▶ _GIVEN EXERCISE_
Of all the lines in the material, how many include the word "text"? Reply with the number alone.

▶ _LISTING_
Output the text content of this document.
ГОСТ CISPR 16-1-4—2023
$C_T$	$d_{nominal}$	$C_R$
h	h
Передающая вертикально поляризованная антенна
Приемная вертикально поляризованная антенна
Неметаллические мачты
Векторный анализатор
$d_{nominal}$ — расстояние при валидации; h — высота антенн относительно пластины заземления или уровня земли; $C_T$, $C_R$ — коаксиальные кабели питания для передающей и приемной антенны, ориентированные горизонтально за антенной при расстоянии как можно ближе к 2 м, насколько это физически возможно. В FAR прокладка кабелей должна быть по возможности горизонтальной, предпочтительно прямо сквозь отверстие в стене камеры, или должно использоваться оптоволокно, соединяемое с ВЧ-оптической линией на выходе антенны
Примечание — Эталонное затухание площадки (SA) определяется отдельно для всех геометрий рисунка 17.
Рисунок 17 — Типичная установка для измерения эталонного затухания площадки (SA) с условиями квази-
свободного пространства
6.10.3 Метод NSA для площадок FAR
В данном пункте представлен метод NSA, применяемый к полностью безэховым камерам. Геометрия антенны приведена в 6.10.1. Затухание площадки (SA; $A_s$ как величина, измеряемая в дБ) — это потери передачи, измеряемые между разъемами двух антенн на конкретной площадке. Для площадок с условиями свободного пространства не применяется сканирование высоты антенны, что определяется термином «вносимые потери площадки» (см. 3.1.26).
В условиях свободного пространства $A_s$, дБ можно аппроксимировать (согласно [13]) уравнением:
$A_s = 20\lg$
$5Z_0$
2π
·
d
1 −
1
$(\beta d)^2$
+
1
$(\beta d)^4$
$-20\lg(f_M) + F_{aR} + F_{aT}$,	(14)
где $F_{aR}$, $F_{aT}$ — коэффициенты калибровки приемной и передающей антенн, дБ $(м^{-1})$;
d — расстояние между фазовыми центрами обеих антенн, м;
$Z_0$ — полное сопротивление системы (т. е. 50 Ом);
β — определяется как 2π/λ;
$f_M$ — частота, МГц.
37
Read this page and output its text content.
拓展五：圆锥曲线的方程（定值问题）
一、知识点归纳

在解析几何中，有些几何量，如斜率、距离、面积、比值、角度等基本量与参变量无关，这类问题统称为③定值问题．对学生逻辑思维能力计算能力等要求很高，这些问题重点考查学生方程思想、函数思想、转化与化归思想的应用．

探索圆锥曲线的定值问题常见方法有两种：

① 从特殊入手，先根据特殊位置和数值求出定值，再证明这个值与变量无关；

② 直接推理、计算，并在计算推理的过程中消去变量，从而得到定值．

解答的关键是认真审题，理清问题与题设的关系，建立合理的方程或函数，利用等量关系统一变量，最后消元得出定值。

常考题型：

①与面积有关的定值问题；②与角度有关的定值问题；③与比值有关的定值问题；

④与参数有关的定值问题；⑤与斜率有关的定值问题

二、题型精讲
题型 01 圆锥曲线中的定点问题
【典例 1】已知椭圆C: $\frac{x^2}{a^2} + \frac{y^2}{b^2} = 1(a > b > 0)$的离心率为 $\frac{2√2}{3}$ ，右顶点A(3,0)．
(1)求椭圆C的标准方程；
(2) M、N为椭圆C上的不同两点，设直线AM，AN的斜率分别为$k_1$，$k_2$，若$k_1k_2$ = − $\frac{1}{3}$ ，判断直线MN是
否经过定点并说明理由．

▶ _SOLUTION_
2